▸ **Goal**
Your task is to locate every line holding the string "elements" and to copy each of them.

● ● ● ● ●

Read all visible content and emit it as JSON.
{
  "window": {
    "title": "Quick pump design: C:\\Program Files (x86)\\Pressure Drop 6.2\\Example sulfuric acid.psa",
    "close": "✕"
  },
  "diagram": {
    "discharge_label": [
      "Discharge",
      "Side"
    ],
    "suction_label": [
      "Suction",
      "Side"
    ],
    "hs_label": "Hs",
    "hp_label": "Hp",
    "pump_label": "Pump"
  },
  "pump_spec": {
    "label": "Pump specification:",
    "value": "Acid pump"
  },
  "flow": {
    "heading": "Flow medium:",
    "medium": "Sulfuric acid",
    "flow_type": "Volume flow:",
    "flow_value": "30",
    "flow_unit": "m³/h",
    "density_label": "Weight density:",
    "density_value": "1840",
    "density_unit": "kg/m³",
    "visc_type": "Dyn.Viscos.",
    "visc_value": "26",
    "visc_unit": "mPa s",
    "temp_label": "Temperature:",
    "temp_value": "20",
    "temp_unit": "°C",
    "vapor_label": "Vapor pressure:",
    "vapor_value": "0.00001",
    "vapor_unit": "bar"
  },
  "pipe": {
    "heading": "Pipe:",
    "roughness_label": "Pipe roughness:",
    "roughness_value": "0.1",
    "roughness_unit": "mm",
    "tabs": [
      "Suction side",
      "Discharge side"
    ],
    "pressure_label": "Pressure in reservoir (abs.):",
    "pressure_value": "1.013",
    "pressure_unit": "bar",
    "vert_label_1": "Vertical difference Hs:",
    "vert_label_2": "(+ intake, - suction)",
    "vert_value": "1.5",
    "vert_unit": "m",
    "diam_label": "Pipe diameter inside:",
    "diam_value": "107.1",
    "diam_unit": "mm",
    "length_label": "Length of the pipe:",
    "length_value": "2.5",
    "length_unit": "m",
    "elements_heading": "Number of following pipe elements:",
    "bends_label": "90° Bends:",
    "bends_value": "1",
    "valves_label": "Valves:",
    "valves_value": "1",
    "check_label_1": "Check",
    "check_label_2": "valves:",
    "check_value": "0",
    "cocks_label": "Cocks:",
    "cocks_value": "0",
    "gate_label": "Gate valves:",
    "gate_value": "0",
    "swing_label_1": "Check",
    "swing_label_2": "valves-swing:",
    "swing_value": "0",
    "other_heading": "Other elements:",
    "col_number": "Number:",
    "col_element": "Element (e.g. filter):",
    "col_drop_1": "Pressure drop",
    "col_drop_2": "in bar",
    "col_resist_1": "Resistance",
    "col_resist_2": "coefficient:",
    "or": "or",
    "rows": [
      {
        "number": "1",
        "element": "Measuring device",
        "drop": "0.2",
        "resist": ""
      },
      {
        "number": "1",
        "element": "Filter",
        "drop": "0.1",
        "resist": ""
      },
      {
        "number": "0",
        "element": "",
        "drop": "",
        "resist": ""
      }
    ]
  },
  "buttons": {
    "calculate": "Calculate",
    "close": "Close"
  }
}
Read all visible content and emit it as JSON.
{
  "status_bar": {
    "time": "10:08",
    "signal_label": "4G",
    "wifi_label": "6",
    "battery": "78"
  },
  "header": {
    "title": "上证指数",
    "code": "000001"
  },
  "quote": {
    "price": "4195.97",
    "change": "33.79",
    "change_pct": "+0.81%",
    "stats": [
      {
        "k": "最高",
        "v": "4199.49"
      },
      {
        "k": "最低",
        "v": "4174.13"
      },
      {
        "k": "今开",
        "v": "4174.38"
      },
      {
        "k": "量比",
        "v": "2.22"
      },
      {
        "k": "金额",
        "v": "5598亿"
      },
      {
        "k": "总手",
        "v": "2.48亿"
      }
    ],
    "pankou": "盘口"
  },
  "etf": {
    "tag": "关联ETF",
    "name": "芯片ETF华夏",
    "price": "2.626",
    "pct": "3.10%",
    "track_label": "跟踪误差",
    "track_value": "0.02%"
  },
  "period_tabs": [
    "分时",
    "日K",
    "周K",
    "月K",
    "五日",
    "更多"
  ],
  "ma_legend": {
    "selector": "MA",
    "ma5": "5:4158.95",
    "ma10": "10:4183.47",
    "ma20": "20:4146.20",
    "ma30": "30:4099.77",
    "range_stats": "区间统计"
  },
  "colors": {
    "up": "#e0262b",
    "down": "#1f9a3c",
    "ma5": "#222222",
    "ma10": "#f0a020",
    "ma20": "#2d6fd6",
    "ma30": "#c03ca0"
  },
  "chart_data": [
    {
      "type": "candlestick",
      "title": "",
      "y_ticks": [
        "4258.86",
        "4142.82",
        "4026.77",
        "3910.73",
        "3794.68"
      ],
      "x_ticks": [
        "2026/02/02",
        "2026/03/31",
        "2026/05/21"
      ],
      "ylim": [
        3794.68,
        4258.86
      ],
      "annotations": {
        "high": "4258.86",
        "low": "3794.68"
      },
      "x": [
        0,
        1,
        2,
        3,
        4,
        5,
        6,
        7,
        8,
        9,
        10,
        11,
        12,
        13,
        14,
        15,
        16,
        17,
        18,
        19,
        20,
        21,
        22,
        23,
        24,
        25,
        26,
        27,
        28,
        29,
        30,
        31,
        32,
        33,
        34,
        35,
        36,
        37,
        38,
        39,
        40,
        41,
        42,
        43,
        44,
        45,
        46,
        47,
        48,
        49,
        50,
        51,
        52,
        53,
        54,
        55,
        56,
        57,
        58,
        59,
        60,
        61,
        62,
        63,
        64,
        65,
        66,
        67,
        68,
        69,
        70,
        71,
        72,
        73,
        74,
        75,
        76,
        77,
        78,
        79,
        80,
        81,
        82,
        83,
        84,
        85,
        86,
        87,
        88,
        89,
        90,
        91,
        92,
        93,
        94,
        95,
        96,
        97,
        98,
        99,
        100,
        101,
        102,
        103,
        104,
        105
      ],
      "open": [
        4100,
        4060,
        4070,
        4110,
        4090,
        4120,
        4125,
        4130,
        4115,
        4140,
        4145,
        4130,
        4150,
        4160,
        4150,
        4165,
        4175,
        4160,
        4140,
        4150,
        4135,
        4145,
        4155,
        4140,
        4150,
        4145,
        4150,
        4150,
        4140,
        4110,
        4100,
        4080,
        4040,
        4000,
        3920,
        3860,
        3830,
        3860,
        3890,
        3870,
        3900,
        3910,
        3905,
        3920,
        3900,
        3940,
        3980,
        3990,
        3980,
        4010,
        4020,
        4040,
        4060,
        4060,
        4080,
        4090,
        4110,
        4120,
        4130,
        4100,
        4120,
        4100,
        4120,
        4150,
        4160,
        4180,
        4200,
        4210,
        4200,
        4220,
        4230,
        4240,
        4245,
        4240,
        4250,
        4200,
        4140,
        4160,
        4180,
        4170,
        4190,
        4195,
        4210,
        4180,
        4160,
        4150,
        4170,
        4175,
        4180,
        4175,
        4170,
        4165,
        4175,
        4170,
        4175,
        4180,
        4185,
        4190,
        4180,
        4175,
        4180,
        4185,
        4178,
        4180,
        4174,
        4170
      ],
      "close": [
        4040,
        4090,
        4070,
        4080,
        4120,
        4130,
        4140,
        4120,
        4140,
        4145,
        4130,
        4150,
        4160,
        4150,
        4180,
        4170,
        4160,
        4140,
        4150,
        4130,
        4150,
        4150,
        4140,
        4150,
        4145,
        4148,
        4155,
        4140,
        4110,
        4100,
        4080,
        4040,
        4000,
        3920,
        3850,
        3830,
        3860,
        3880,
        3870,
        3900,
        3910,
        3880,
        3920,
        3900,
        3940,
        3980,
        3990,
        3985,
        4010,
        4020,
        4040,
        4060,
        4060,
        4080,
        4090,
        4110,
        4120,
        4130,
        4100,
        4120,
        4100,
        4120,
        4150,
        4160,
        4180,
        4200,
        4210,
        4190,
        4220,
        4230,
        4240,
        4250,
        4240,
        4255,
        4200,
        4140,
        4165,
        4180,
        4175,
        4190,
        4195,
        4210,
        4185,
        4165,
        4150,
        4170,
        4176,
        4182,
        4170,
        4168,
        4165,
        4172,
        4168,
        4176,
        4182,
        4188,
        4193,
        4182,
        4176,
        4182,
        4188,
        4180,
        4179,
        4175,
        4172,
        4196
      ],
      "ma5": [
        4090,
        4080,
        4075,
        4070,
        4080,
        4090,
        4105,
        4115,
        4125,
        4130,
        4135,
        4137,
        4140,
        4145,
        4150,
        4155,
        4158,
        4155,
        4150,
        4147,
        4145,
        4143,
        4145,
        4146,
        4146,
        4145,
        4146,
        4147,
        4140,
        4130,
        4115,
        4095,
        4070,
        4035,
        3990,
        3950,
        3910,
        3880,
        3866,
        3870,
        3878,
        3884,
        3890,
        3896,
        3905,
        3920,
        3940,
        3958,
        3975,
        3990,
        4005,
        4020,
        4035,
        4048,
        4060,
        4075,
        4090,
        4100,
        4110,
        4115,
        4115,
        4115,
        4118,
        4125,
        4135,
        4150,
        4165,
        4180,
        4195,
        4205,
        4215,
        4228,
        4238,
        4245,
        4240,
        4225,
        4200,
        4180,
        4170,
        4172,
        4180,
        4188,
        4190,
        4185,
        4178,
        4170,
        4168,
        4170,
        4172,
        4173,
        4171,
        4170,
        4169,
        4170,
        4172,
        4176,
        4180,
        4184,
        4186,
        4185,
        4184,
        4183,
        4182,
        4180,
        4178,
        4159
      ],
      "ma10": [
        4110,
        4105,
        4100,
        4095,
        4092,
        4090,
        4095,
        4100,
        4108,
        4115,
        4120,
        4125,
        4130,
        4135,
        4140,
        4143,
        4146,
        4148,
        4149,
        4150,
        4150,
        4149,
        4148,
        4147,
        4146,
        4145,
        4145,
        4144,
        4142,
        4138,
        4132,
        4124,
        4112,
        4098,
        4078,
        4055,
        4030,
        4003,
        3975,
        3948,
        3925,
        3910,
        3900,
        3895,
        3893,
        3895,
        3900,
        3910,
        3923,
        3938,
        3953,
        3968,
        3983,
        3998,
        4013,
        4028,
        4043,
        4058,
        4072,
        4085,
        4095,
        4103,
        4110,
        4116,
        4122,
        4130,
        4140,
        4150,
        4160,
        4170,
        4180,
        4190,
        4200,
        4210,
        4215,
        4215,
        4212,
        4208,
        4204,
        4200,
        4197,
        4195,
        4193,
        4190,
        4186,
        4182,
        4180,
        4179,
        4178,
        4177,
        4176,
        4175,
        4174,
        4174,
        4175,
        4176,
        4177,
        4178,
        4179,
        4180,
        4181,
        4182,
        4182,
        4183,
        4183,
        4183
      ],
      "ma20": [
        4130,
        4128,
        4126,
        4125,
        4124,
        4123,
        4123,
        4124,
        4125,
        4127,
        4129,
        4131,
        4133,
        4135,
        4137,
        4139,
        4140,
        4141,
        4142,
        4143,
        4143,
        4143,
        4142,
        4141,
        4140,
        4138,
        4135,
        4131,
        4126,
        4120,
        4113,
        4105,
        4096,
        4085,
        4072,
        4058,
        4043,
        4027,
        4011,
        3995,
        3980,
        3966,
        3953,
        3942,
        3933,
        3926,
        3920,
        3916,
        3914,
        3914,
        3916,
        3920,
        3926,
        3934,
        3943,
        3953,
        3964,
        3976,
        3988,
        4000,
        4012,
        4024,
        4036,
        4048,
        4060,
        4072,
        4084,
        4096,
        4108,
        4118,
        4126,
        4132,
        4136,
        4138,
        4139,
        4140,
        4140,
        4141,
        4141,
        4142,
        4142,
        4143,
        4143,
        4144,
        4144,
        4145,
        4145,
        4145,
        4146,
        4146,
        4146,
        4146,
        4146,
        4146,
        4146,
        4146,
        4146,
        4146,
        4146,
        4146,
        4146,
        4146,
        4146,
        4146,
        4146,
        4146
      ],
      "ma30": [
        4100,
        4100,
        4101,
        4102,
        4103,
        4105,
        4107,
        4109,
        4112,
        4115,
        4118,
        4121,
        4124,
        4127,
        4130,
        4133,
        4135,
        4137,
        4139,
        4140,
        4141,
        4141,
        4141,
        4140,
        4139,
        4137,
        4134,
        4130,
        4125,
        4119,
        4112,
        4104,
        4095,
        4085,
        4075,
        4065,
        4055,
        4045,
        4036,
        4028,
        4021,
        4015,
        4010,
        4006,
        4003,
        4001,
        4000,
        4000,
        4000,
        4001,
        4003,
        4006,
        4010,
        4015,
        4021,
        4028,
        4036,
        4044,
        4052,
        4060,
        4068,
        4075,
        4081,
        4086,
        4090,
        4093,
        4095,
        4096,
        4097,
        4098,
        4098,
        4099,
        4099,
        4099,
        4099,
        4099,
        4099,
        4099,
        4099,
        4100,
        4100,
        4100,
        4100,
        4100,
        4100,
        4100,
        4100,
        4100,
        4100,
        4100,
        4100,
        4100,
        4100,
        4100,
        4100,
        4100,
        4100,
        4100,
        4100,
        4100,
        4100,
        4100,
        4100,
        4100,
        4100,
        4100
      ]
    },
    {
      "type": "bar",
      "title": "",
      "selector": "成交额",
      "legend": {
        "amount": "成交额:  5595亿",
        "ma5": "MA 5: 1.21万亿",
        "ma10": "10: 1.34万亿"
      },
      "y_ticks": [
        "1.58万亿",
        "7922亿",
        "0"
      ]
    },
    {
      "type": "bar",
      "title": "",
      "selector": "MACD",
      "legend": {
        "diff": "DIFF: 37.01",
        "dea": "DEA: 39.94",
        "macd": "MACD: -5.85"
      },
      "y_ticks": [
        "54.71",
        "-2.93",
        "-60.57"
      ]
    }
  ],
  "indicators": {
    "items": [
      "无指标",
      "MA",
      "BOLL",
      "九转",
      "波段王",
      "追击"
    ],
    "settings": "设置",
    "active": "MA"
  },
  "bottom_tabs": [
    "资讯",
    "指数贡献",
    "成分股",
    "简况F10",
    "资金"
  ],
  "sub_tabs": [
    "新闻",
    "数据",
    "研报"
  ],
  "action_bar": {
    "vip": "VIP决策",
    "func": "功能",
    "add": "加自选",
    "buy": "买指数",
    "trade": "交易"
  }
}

● ● ● ● ●

▸ **Exercise response**
    "elements_heading": "Number of following pipe elements:",
    "other_heading": "Other elements:",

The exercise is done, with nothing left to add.